§ **Brief**
Read the records and gather each line that includes "BETHANY".

§ **Exercise data**
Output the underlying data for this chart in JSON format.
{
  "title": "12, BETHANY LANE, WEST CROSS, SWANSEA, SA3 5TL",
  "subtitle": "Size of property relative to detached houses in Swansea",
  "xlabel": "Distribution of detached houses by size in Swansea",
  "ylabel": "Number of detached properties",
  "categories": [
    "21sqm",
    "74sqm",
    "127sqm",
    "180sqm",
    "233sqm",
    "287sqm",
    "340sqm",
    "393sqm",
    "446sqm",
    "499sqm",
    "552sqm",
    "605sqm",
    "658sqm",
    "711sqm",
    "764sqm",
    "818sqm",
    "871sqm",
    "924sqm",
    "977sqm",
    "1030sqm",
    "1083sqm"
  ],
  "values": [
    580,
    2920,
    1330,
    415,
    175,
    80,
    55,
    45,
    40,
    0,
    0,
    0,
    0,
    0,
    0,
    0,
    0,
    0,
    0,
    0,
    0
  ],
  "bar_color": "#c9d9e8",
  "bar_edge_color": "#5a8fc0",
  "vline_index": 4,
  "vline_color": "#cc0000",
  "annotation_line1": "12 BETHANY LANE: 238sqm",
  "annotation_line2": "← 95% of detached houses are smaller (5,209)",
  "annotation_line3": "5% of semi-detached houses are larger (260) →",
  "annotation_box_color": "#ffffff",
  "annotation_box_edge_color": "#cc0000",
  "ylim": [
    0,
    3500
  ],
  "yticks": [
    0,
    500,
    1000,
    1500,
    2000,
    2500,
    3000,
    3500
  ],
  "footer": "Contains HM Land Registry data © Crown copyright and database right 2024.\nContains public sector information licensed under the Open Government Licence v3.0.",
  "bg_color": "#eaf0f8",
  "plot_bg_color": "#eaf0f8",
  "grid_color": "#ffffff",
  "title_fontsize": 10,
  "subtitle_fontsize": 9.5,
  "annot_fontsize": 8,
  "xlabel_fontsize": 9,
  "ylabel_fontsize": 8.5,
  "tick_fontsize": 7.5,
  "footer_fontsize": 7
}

§ **Written response**
  "title": "12, BETHANY LANE, WEST CROSS, SWANSEA, SA3 5TL",
  "annotation_line1": "12 BETHANY LANE: 238sqm",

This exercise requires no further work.